-- BEGIN Extracted records --
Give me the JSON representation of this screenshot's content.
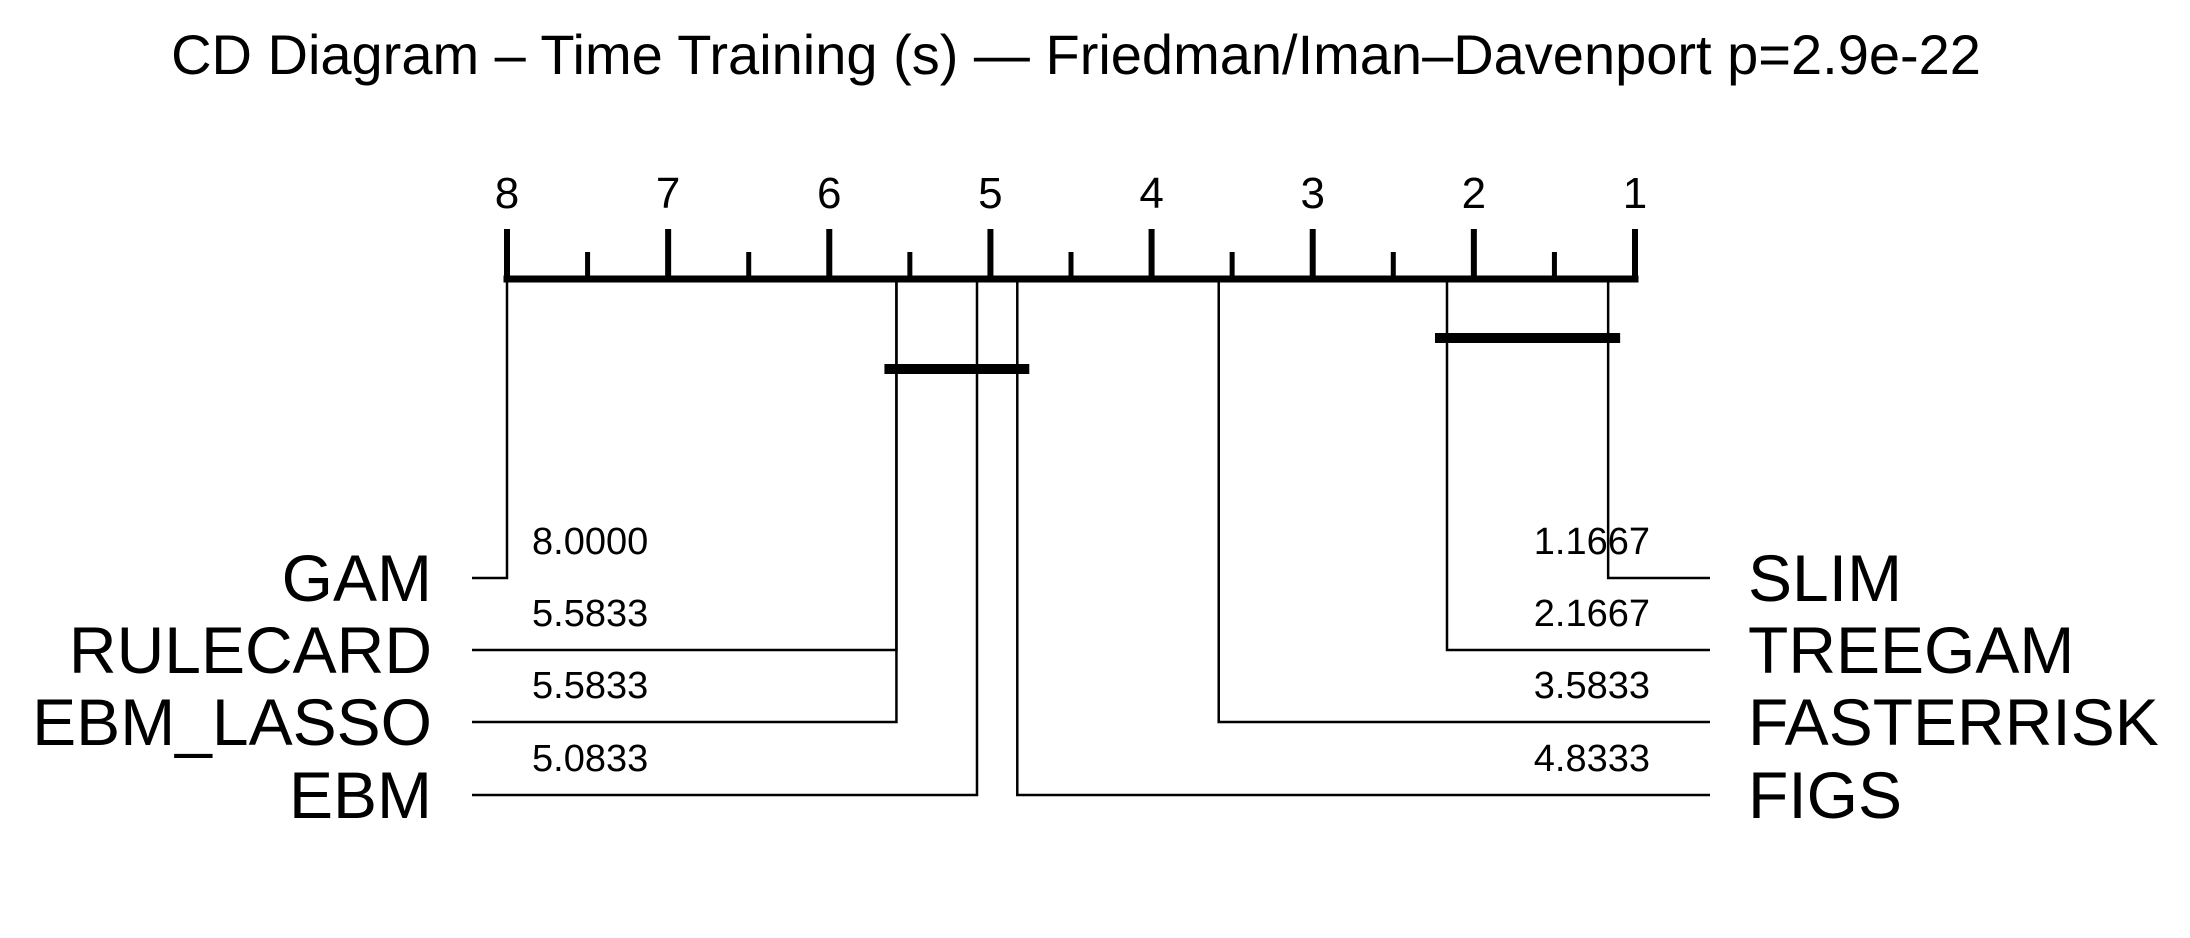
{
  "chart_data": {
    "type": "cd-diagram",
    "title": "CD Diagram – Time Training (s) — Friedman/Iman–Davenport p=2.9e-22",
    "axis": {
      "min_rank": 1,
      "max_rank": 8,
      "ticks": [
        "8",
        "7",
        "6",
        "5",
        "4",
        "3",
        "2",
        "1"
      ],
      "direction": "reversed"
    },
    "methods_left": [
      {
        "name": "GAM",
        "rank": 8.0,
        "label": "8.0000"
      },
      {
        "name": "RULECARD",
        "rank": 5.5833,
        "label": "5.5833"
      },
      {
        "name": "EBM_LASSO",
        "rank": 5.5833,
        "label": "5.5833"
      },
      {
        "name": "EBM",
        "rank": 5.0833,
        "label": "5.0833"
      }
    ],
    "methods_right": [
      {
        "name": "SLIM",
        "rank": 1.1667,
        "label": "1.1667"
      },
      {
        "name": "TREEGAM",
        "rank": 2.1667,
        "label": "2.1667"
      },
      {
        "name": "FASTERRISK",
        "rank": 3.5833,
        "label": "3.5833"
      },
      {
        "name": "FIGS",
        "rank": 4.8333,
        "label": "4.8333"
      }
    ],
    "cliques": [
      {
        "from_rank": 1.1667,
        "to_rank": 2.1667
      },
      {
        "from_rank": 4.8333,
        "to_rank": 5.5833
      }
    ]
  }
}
-- END Extracted records --
-- BEGIN Extracted records --
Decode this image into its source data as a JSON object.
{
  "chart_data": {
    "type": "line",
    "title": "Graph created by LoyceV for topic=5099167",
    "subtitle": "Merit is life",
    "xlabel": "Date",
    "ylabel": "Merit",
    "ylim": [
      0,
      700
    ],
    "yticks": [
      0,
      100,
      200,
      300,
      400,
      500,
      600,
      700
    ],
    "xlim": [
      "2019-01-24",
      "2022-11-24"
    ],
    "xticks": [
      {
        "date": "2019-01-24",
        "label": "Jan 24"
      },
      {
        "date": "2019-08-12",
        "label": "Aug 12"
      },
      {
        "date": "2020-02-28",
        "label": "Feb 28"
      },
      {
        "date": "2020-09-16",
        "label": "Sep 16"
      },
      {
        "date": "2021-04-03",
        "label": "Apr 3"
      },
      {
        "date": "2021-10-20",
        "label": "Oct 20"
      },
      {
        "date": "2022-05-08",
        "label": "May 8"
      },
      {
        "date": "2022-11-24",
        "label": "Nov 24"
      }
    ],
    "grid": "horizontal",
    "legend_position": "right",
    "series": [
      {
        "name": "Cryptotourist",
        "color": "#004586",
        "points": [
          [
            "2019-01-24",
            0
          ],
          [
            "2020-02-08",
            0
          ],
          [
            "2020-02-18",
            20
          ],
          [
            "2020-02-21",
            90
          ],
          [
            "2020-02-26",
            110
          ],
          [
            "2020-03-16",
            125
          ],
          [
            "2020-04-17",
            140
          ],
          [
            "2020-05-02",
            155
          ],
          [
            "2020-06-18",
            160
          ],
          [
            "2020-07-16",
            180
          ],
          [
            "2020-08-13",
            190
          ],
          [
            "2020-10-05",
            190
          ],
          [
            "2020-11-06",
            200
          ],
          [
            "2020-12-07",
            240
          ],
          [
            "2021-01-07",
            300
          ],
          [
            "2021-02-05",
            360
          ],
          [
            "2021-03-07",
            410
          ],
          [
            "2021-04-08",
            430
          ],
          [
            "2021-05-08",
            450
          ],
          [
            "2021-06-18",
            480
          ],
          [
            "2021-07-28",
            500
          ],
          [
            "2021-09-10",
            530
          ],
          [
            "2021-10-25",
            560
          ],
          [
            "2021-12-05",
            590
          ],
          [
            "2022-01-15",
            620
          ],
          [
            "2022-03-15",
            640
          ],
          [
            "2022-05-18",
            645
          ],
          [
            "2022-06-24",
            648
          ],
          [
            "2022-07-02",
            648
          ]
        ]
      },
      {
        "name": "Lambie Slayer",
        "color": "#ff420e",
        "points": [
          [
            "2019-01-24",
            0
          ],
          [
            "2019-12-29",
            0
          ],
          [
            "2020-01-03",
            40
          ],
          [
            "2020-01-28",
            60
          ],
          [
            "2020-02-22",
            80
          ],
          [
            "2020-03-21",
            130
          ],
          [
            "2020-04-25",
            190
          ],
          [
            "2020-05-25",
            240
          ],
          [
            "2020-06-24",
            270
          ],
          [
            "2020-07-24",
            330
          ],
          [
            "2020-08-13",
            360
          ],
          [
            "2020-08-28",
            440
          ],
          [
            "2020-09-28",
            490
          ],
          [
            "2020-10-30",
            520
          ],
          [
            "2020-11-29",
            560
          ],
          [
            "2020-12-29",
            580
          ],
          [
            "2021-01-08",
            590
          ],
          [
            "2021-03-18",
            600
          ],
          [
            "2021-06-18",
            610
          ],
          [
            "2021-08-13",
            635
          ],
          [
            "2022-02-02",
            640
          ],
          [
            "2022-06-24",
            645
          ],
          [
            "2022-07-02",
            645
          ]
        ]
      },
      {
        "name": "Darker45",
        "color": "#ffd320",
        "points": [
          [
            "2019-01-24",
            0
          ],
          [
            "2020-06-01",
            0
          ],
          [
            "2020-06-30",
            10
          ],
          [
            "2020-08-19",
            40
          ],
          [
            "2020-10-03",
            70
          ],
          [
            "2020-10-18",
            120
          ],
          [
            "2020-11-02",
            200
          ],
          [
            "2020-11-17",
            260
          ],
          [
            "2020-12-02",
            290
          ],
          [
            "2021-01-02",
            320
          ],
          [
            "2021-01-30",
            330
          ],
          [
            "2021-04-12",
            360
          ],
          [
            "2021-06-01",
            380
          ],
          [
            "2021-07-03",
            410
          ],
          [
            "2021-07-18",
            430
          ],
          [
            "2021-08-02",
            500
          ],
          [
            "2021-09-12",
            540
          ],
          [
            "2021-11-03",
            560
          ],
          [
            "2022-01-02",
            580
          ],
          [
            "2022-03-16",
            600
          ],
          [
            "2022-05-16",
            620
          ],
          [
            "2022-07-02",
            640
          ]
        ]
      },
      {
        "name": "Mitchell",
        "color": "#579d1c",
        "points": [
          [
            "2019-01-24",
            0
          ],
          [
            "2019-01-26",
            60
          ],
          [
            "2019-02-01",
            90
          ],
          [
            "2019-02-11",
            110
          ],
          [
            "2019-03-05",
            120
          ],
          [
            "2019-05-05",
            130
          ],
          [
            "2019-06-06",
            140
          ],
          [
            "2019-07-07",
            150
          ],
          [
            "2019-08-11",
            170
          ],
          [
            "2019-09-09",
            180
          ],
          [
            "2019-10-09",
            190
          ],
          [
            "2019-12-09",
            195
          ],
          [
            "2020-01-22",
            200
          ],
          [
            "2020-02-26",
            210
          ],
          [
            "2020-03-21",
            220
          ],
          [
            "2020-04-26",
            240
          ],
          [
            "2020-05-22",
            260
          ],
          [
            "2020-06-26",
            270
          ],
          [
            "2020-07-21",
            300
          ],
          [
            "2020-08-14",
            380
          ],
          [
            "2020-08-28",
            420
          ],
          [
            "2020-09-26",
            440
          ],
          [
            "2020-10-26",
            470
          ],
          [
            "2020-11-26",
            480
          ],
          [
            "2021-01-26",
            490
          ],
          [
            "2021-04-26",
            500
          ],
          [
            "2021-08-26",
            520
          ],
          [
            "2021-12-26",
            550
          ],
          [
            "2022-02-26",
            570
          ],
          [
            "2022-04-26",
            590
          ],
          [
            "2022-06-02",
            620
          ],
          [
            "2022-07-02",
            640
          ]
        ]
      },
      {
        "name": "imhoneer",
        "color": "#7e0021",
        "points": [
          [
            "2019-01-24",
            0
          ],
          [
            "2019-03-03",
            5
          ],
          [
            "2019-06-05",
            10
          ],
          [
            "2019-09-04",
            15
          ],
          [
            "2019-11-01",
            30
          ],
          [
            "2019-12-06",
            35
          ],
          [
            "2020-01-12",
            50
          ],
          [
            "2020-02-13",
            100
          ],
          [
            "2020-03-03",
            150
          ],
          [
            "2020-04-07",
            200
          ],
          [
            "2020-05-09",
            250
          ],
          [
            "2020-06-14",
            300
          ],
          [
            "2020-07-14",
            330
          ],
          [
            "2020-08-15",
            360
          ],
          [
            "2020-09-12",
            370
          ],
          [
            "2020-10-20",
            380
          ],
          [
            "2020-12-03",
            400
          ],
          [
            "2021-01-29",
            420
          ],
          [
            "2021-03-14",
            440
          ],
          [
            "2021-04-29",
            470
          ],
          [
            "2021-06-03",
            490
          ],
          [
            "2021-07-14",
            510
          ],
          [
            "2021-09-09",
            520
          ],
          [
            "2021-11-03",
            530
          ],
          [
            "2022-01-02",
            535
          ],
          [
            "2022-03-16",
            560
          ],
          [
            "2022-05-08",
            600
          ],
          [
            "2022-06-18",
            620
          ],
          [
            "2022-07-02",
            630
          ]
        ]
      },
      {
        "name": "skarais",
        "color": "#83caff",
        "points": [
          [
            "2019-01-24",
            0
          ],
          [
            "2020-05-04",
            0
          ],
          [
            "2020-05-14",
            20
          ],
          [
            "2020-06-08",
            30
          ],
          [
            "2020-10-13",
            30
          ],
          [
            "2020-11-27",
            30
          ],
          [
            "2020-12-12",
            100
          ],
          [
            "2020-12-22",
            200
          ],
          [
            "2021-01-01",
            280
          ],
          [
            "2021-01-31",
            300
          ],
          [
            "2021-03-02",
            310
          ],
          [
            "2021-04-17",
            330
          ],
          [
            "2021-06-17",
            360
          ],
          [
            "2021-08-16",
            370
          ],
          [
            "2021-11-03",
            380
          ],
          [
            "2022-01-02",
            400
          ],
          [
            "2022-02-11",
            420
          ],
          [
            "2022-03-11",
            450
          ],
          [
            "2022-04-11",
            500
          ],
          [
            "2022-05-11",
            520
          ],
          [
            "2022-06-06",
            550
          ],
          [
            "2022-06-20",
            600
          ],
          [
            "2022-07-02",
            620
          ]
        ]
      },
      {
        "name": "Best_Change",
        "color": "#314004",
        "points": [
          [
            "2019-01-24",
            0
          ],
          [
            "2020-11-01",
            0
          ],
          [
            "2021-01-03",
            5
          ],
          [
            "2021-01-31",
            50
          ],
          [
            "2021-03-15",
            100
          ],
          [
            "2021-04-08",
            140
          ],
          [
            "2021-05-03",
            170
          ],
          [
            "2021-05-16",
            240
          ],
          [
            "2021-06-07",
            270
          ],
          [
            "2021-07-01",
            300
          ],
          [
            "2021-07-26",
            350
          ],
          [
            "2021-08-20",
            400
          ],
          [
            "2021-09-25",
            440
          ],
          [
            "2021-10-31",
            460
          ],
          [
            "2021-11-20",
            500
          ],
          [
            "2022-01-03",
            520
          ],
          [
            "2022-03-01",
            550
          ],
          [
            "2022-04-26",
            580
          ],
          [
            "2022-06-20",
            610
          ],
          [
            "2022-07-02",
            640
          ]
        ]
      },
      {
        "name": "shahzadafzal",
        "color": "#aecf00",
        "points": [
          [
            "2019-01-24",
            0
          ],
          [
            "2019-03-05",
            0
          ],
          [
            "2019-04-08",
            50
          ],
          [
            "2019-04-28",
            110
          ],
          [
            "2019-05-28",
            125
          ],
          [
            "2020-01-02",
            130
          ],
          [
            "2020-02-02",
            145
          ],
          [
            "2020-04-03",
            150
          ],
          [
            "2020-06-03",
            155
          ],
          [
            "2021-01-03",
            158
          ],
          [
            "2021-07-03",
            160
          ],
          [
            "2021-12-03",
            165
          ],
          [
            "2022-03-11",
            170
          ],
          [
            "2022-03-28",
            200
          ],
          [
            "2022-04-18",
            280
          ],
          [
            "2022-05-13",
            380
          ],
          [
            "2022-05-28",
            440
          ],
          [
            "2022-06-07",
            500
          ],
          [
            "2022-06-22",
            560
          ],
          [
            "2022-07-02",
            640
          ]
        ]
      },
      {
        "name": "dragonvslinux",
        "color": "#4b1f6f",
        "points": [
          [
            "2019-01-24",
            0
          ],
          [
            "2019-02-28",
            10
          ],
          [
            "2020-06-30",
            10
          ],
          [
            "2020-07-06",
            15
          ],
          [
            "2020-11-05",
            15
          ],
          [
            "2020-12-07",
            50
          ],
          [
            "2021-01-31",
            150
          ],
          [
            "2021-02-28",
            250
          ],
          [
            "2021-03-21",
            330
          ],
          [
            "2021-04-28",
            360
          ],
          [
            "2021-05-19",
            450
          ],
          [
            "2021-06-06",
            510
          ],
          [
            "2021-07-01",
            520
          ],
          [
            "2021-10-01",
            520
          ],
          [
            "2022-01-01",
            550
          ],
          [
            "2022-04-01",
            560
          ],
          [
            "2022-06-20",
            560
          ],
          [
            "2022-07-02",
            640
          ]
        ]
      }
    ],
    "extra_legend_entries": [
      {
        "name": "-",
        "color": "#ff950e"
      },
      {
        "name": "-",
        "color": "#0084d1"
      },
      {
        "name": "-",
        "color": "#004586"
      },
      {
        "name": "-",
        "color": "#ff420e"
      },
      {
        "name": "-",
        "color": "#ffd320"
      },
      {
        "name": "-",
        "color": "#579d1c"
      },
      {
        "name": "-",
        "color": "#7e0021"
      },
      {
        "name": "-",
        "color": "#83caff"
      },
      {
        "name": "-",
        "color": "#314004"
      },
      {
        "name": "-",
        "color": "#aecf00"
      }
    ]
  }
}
-- END Extracted records --
__Stated problem__
Pull out every line of the entries that includes the word "this".

__Response to the exercise__
Give me the JSON representation of this screenshot's content.
Decode this image into its source data as a JSON object.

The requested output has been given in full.